• **YOUR GOAL**: Wherever the string "date" appears in a line, extract that line.

• **SOURCE MATERIAL**:

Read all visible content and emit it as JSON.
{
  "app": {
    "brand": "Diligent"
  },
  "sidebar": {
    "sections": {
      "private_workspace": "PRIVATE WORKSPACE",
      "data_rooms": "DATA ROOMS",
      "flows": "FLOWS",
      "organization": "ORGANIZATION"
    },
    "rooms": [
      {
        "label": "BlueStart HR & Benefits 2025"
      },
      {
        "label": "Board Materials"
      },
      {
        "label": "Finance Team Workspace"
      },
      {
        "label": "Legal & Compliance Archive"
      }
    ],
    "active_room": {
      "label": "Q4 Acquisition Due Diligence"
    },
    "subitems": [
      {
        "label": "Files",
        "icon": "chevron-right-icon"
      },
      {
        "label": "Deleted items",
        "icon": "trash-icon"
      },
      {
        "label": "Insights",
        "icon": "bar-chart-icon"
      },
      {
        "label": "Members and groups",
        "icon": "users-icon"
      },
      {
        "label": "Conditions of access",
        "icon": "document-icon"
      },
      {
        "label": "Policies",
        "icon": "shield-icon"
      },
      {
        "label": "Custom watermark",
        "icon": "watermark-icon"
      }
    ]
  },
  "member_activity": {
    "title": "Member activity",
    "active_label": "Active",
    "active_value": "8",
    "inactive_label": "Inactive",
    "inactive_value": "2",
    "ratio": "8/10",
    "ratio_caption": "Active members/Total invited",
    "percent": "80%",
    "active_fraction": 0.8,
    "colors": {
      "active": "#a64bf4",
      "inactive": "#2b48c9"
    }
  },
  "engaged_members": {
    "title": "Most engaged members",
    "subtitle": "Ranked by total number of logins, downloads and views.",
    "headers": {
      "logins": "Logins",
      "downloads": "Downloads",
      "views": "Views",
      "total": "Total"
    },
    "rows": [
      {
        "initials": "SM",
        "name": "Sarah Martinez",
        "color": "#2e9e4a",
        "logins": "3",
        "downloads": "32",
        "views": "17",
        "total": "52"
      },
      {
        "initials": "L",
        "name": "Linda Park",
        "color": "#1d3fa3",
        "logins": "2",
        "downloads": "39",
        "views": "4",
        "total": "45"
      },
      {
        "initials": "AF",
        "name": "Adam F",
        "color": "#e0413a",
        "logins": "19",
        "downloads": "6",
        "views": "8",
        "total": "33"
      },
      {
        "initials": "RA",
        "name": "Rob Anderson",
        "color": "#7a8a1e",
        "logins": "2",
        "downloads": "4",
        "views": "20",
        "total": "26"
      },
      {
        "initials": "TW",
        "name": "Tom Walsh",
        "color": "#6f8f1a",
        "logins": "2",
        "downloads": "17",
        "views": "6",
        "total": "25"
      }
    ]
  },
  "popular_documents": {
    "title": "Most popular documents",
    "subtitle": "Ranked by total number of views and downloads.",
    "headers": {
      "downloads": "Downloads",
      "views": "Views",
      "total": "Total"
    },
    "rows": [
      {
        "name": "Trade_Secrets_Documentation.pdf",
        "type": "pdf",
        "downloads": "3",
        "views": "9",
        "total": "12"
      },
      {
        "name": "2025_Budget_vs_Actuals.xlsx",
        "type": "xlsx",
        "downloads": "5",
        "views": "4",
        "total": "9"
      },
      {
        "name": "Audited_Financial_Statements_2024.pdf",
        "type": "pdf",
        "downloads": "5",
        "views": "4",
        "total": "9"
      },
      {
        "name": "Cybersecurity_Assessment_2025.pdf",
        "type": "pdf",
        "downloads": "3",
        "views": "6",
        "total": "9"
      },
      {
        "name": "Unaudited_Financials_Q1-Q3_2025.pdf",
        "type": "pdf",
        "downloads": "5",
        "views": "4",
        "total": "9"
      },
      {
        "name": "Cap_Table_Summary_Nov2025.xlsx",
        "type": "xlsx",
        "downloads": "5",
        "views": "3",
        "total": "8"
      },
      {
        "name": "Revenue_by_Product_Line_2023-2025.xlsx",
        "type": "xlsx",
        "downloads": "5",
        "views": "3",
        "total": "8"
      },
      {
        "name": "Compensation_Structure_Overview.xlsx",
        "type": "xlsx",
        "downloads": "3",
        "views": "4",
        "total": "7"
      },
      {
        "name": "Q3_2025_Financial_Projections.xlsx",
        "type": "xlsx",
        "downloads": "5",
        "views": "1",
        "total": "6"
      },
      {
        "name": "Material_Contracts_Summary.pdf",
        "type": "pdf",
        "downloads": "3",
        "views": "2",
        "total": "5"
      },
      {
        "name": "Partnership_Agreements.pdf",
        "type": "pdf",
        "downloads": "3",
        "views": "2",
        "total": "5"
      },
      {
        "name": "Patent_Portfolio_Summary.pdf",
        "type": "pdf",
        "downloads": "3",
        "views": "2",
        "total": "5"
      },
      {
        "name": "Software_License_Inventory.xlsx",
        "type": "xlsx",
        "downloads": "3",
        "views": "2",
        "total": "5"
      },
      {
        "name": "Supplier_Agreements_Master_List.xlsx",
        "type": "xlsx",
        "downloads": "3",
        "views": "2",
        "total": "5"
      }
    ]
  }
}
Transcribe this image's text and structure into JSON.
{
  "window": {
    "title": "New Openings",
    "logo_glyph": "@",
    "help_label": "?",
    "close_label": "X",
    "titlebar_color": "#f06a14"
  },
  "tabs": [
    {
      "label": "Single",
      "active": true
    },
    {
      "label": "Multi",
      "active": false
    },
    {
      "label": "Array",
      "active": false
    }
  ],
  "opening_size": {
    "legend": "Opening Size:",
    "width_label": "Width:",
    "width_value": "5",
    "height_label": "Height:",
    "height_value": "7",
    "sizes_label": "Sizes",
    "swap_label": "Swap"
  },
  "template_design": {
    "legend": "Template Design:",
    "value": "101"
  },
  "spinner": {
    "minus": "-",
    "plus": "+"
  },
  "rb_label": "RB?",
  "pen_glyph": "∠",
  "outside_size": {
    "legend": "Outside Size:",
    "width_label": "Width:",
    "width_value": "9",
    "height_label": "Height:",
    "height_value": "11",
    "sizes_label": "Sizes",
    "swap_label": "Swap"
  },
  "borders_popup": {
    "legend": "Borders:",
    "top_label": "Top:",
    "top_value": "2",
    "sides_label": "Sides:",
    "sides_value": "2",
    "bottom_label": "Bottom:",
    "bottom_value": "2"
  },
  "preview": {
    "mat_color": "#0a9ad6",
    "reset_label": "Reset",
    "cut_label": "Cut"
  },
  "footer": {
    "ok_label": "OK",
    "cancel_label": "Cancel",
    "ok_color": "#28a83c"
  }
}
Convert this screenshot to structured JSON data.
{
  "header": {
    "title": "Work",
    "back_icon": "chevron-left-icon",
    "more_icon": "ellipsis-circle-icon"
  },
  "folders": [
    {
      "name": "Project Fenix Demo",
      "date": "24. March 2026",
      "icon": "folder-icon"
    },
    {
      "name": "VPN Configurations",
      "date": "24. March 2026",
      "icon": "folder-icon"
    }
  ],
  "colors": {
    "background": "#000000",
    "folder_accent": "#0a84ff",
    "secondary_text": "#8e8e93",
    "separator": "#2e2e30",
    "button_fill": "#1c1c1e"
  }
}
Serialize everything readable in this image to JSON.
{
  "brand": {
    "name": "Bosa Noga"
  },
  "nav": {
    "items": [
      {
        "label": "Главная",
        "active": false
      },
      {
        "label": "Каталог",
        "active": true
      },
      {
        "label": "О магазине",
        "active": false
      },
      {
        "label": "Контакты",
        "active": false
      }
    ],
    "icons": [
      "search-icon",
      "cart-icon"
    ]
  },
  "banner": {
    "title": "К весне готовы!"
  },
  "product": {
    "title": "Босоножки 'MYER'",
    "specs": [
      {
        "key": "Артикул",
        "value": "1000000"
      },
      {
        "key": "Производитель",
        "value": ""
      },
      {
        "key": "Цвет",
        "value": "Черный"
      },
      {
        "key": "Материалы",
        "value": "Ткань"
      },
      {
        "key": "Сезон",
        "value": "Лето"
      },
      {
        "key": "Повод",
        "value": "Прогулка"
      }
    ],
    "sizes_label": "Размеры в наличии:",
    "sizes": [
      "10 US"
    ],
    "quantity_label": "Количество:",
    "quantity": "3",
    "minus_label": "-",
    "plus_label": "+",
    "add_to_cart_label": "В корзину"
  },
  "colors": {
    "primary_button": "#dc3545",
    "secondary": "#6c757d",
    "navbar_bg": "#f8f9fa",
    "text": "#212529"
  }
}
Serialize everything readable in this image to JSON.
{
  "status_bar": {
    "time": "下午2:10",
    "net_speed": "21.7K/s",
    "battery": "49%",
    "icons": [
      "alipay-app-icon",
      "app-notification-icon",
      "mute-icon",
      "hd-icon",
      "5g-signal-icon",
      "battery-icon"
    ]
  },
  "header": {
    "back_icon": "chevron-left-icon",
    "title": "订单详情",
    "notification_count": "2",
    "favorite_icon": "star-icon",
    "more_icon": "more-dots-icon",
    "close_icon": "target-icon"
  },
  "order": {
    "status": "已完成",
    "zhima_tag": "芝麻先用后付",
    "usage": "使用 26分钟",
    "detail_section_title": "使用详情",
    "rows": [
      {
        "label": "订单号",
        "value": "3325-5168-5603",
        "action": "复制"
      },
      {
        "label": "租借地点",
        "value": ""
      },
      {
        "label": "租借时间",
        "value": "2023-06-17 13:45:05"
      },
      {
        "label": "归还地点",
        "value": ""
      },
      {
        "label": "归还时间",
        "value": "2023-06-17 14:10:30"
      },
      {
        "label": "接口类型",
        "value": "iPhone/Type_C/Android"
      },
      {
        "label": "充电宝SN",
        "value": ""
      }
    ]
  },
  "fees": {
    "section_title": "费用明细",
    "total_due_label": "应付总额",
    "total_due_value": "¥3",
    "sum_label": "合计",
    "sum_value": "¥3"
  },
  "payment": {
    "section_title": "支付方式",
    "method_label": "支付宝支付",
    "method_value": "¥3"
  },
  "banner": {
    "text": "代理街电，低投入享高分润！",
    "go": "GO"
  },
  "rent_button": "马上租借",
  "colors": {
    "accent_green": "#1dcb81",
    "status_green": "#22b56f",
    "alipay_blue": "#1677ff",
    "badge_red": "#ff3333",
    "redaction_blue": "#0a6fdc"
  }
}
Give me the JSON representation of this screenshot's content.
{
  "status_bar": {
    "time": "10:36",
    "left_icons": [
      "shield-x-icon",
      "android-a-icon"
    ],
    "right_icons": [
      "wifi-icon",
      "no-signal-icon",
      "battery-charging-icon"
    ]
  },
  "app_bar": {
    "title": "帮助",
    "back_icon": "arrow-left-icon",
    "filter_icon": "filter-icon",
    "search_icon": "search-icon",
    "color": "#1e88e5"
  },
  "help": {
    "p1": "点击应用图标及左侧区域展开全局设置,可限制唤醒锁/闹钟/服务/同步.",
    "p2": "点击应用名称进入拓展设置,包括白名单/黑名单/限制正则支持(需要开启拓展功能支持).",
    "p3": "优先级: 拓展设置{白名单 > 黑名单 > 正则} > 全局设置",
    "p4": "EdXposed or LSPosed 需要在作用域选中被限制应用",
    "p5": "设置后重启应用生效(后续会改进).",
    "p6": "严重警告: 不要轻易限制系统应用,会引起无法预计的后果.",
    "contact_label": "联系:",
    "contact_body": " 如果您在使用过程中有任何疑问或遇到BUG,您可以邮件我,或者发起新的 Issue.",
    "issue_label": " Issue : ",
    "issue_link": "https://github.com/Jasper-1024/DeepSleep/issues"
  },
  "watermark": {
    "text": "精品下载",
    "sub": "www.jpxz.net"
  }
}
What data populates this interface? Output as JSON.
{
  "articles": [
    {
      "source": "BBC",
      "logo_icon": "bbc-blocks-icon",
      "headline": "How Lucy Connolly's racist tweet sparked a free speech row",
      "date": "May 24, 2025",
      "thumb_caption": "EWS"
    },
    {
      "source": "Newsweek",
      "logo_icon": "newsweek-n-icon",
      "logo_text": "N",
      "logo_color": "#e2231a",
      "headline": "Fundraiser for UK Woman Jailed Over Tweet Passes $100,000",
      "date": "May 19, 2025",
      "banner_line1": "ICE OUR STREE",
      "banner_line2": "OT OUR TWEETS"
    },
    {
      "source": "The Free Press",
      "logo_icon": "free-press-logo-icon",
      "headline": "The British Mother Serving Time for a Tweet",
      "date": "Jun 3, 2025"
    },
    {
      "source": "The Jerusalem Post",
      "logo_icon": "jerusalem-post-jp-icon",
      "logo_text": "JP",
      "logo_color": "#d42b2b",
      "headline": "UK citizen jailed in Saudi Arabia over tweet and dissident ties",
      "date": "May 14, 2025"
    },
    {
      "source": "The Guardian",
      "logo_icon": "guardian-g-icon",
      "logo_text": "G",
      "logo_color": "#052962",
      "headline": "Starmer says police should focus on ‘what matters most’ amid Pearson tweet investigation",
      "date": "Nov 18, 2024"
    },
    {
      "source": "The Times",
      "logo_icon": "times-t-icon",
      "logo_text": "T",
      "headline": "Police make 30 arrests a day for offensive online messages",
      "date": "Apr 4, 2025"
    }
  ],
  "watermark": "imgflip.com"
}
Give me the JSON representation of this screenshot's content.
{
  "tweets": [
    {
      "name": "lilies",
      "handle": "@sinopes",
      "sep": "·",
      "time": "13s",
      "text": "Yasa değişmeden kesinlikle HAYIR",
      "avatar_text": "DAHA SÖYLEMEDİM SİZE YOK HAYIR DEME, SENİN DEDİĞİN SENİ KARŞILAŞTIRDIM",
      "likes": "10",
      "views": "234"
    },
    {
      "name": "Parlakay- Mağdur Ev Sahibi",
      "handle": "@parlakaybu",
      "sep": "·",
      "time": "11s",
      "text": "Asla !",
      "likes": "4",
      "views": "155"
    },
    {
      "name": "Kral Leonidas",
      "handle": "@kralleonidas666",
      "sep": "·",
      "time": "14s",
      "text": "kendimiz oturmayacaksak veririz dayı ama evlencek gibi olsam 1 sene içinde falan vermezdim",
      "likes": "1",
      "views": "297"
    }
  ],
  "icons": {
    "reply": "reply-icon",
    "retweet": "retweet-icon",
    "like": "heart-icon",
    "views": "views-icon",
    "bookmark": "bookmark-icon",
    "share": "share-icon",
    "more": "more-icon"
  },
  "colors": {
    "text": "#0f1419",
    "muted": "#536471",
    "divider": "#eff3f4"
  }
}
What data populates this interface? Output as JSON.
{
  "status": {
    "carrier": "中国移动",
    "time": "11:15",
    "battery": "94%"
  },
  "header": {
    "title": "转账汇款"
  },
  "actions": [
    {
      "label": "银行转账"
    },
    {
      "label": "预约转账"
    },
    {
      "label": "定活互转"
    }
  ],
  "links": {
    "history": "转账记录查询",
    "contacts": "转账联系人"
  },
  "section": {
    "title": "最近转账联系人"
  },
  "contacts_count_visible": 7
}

• **WRITTEN SOLUTION**:
      "date": "24. March 2026",
      "date": "24. March 2026",
      "date": "May 24, 2025",
      "date": "May 19, 2025",
      "date": "Jun 3, 2025"
      "date": "May 14, 2025"
      "date": "Nov 18, 2024"
      "date": "Apr 4, 2025"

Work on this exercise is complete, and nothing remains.